▸ **EXERCISE DATA**
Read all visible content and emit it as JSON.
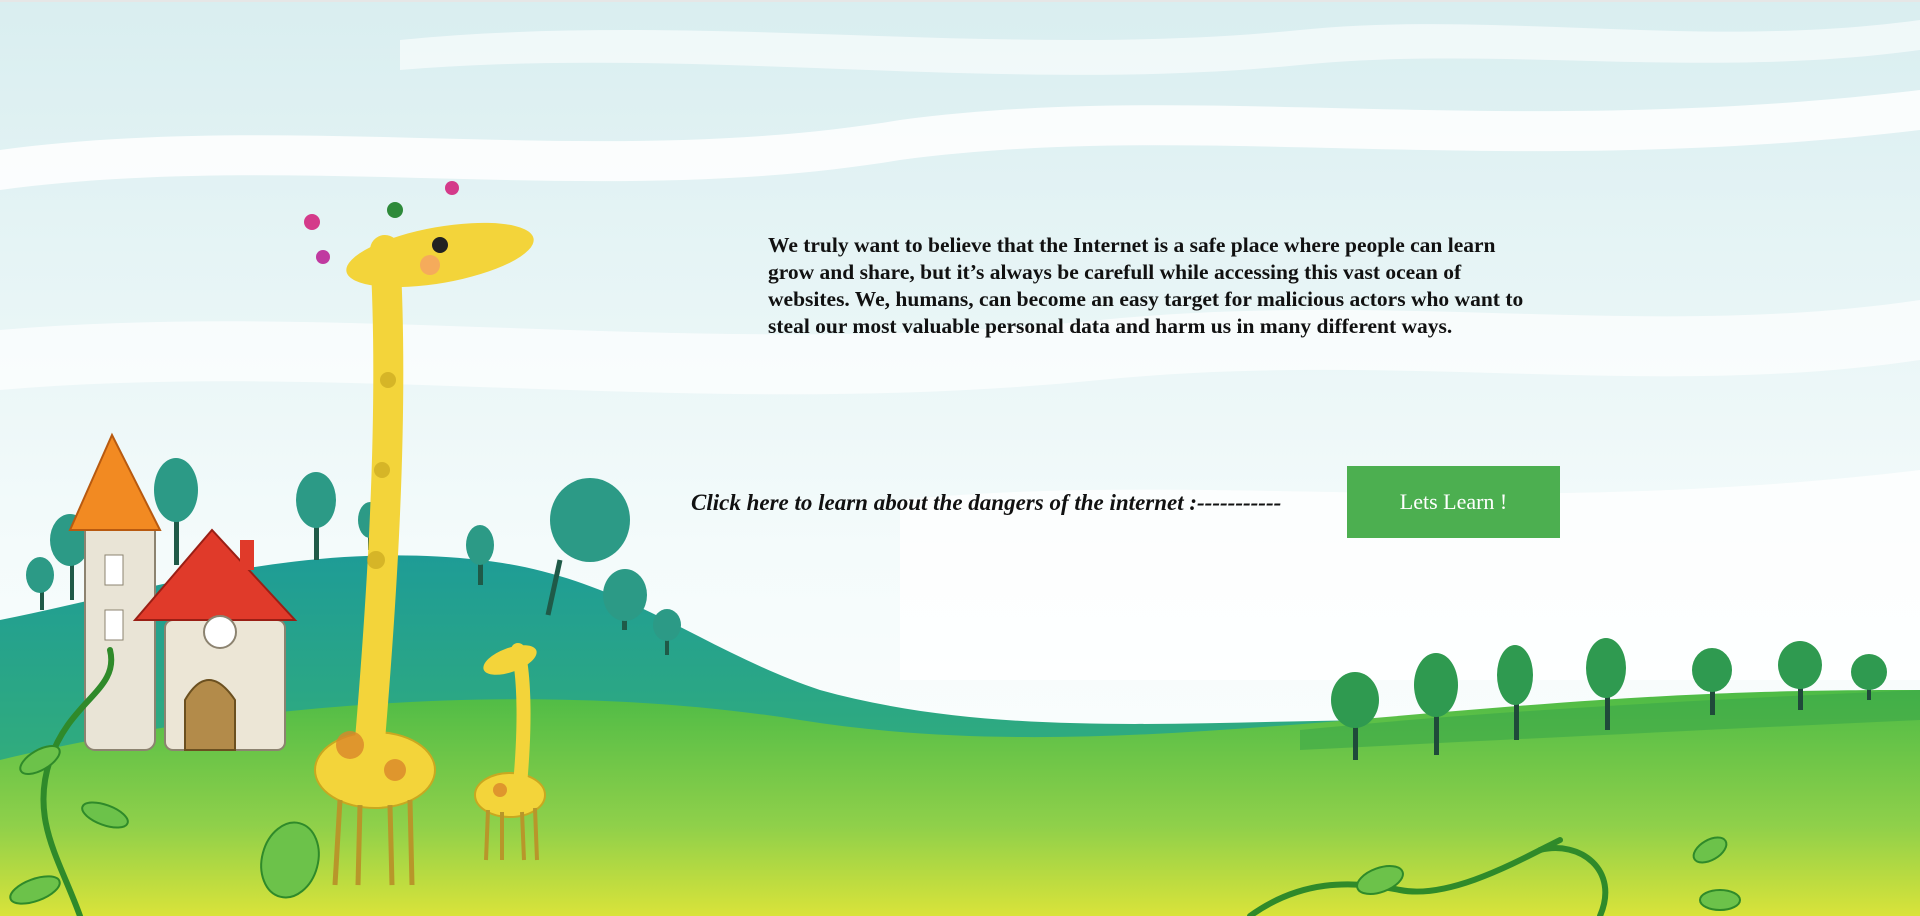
{
  "intro": {
    "text": "We truly want to believe that the Internet is a safe place where people can learn grow and share, but it’s always be carefull while accessing this vast ocean of websites. We, humans, can become an easy target for malicious actors who want to steal our most valuable personal data and harm us in many different ways."
  },
  "cta": {
    "text": "Click here to learn about the dangers of the internet :-----------",
    "button_label": "Lets Learn !",
    "button_color": "#4caf50"
  },
  "illustration": {
    "sky_color": "#dff1f2",
    "grass_color": "#5cc04a",
    "hill_color": "#29a59a",
    "giraffe_color": "#f3d43a"
  }
}
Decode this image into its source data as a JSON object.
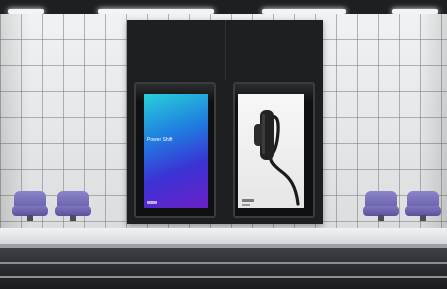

▸ **THE TASK**
Quote the listing above in full, except for the pictures.

▸ **PROBLEM SOLUTION**
Read all visible content and emit it as JSON.
{
  "intro": {
    "text": "We truly want to believe that the Internet is a safe place where people can learn grow and share, but it’s always be carefull while accessing this vast ocean of websites. We, humans, can become an easy target for malicious actors who want to steal our most valuable personal data and harm us in many different ways."
  },
  "cta": {
    "text": "Click here to learn about the dangers of the internet :-----------",
    "button_label": "Lets Learn !",
    "button_color": "#4caf50"
  },
  "illustration": {
    "sky_color": "#dff1f2",
    "grass_color": "#5cc04a",
    "hill_color": "#29a59a",
    "giraffe_color": "#f3d43a"
  }
}
Decode this image into its source data as a JSON object.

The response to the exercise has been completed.